→ **Do this**: Extract every line of the material that holds the string "fire".

→ **Data provided**:

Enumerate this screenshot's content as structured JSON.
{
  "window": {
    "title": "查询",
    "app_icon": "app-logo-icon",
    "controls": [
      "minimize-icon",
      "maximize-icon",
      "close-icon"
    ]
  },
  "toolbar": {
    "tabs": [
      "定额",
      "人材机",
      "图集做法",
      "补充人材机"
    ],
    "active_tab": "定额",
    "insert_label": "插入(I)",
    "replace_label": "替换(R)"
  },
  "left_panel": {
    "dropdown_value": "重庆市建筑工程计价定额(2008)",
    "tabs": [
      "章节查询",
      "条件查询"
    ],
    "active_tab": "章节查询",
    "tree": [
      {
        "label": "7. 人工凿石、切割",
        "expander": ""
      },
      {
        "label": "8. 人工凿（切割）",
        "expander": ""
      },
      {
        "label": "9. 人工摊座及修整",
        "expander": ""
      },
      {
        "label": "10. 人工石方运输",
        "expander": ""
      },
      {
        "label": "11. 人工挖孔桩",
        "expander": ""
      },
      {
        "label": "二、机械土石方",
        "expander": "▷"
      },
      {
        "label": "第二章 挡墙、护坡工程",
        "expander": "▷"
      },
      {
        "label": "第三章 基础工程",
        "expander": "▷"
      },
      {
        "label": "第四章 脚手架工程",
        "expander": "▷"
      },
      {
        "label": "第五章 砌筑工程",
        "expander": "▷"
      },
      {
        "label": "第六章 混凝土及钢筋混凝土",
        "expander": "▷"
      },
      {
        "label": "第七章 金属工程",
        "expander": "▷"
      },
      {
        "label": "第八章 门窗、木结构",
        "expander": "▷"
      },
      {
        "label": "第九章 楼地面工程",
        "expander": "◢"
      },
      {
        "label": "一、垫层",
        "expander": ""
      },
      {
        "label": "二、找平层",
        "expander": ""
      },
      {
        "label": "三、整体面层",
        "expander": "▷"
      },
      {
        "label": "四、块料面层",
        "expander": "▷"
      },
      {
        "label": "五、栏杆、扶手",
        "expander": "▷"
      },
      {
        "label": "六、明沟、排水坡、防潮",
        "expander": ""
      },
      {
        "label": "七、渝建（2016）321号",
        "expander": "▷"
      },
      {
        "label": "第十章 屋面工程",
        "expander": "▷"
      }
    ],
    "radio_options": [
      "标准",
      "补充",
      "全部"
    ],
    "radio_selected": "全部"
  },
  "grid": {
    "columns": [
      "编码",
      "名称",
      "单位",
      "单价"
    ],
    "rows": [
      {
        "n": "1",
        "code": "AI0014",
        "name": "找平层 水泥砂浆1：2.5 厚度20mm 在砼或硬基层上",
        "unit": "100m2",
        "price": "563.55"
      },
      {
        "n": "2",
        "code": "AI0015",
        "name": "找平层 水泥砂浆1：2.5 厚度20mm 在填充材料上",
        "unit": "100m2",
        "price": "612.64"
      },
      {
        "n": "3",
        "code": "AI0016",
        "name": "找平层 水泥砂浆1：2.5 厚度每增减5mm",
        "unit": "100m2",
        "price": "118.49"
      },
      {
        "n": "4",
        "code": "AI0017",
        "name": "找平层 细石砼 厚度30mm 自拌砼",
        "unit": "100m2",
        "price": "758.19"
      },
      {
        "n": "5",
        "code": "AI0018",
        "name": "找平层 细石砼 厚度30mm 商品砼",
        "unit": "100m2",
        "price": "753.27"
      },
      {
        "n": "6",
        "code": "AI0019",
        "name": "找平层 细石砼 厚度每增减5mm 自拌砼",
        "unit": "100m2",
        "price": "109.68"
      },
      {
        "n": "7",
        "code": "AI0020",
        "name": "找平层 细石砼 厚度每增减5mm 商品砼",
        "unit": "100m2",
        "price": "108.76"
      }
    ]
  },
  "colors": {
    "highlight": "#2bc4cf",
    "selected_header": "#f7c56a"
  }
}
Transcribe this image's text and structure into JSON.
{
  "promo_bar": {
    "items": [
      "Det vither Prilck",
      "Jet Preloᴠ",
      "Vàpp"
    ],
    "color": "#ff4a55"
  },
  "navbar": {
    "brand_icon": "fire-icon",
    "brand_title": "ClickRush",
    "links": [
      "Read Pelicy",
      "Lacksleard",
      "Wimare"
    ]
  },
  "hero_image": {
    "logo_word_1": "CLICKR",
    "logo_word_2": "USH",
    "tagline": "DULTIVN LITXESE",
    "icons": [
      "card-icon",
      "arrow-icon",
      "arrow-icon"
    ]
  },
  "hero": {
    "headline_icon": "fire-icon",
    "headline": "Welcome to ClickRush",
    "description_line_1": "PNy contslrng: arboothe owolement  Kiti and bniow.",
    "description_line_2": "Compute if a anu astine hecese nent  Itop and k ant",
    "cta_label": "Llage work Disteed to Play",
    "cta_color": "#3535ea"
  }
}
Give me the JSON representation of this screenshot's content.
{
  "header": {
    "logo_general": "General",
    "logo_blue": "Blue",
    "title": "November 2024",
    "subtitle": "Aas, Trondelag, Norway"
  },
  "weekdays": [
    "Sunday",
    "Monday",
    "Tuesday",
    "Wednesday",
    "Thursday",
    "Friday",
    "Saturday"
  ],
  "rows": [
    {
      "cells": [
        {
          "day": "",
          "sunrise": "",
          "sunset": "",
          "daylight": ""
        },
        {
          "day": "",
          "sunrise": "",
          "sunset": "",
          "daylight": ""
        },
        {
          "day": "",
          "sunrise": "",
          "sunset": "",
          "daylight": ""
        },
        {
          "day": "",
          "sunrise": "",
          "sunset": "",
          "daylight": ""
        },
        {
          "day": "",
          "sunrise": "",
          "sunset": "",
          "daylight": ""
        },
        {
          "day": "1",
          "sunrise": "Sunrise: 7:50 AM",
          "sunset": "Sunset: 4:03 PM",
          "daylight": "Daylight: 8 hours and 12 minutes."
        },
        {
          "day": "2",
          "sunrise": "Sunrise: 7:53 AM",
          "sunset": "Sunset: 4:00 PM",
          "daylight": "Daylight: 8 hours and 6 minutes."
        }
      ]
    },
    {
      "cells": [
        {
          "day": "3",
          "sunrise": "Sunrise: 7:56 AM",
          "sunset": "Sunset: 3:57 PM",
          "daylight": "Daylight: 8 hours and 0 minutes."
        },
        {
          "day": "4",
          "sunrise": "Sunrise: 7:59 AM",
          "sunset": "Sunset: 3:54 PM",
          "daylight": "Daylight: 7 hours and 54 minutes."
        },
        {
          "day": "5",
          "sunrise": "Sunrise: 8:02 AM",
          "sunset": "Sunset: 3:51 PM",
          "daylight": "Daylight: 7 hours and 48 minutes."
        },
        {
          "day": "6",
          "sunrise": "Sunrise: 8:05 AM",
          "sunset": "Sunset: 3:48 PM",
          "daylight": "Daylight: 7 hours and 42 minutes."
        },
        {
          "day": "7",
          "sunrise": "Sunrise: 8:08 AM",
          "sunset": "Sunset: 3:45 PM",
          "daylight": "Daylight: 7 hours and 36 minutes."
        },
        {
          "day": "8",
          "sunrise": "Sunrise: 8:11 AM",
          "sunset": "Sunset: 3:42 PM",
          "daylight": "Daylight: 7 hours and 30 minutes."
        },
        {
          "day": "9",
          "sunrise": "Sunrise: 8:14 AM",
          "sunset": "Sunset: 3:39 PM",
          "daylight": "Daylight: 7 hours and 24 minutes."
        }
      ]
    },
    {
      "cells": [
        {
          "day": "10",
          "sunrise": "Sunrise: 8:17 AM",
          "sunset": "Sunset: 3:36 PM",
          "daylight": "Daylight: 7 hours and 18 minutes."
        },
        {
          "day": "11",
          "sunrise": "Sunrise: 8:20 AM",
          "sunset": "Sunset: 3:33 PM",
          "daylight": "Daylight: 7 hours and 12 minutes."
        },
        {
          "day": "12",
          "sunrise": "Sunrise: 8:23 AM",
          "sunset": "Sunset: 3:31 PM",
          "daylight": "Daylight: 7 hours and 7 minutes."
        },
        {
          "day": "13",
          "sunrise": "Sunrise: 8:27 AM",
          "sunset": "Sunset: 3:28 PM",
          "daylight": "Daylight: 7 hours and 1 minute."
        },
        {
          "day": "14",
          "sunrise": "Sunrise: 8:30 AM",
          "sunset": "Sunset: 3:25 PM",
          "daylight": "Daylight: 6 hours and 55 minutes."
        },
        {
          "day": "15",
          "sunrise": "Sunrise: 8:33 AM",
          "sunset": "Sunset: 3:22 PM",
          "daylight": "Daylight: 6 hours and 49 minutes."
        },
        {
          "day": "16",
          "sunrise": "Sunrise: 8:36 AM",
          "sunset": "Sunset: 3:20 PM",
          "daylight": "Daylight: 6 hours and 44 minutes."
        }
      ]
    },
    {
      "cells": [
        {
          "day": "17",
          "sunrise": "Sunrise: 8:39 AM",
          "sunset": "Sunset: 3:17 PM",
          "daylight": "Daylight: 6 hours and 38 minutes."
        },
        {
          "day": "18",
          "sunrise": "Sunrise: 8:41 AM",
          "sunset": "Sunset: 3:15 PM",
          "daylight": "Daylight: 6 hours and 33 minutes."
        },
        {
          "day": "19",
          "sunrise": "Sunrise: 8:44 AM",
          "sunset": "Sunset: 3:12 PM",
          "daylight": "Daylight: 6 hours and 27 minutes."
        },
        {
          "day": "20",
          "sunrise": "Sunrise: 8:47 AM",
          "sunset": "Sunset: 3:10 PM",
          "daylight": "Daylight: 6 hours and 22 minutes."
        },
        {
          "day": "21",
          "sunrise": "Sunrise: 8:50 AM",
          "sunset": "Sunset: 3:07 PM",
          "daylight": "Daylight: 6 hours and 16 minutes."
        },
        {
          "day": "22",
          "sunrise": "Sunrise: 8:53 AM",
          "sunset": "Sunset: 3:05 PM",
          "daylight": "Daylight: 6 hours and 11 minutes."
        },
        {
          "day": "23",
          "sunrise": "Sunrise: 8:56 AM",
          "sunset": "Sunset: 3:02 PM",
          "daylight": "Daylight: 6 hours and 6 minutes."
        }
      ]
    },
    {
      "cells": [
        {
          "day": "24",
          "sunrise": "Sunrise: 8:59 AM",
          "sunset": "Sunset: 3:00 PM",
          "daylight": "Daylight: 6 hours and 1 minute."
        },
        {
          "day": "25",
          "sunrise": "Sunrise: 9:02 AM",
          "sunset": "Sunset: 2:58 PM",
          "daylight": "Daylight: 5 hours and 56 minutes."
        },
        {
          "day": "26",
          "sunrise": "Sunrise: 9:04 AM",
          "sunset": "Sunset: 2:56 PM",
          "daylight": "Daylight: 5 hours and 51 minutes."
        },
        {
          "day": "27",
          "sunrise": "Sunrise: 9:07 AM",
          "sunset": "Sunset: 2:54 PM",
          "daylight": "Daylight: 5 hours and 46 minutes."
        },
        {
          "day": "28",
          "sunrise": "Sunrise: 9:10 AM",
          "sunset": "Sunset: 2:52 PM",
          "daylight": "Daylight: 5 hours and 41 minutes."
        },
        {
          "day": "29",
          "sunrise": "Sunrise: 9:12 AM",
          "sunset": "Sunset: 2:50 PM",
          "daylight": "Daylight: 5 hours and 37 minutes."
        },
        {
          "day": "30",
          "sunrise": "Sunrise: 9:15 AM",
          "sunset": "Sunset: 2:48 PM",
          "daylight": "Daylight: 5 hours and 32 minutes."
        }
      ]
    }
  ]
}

→ **Final answer**:
    "brand_icon": "fire-icon",
    "headline_icon": "fire-icon",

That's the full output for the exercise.